_Exercise brief_:
Count the lines that include the string "TEAM", and give only that number.
☆ ☆ ☆ ☆ ☆ ☆ ☆
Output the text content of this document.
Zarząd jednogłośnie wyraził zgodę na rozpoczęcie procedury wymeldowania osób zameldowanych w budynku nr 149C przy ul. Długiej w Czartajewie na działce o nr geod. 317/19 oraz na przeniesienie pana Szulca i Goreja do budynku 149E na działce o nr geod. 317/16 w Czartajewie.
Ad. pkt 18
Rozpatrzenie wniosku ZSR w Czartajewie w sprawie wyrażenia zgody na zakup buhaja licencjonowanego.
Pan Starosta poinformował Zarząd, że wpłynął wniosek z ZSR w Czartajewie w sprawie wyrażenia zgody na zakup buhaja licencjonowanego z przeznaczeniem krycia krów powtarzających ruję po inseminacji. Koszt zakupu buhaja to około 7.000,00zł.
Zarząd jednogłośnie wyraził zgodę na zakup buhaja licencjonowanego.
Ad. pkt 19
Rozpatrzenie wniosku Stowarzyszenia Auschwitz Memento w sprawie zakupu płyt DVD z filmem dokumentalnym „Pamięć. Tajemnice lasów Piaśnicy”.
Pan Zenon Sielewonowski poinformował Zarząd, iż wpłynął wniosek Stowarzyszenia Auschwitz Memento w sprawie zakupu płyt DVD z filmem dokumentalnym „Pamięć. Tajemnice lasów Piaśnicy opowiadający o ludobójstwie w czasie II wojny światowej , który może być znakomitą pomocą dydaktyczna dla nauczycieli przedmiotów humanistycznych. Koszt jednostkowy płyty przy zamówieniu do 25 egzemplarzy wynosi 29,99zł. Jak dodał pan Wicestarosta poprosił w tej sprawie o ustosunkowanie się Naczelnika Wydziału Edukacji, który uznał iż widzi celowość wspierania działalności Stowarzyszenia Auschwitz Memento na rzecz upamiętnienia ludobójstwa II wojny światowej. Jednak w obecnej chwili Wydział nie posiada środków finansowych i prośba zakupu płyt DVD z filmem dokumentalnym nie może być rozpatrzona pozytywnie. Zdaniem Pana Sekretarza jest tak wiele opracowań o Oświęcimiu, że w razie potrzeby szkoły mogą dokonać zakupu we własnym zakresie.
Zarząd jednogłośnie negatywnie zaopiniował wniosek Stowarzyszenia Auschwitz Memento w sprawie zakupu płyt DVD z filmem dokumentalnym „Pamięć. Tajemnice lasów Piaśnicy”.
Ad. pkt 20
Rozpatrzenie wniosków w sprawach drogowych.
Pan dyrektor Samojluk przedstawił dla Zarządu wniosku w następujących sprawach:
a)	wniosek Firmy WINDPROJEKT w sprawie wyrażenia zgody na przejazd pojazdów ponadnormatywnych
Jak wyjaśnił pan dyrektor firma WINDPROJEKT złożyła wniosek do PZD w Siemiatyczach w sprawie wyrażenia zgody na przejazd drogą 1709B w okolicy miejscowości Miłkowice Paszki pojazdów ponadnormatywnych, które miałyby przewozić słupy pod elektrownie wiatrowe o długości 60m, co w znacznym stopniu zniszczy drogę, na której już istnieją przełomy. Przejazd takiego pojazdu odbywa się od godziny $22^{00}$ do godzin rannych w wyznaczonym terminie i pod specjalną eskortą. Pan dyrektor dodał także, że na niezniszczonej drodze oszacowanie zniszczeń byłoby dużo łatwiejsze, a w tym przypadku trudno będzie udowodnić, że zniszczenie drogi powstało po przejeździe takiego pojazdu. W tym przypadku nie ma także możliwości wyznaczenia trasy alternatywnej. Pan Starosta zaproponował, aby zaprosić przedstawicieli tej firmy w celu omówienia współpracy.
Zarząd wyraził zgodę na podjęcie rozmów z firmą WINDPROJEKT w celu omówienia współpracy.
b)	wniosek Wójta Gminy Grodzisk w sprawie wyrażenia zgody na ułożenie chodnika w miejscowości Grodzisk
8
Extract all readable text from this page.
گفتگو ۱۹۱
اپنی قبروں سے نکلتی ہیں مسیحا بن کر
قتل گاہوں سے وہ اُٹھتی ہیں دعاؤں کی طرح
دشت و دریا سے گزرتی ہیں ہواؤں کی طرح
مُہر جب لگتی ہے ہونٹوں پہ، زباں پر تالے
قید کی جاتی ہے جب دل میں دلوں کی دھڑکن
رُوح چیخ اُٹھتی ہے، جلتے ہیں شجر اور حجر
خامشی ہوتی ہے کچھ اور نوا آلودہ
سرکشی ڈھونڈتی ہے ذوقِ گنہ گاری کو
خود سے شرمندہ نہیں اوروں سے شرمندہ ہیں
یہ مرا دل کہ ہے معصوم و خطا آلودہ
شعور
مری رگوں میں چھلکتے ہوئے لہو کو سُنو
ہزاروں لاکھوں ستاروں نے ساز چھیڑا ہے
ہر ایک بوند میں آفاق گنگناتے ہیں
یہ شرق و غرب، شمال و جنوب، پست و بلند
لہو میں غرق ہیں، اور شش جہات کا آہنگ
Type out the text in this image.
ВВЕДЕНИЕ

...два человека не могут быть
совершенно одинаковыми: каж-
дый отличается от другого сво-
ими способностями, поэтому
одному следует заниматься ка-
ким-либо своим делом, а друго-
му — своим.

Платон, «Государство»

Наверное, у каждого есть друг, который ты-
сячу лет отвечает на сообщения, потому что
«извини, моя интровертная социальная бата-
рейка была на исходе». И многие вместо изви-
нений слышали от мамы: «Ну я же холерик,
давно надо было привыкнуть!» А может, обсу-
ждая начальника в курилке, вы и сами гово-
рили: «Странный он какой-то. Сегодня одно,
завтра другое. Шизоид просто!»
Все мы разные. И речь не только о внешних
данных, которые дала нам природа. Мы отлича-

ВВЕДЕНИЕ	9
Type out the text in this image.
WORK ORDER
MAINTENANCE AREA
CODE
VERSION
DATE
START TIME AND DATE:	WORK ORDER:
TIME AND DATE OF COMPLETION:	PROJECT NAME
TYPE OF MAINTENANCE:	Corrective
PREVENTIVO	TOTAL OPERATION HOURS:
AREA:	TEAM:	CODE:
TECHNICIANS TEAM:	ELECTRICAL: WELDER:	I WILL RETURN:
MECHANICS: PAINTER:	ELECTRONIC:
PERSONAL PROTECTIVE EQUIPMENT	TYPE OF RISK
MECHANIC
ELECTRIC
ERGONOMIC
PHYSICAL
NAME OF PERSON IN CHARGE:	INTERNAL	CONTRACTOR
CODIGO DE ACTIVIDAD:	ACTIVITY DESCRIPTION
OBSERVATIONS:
☆ ☆ ☆ ☆ ☆ ☆ ☆
_The response_:
2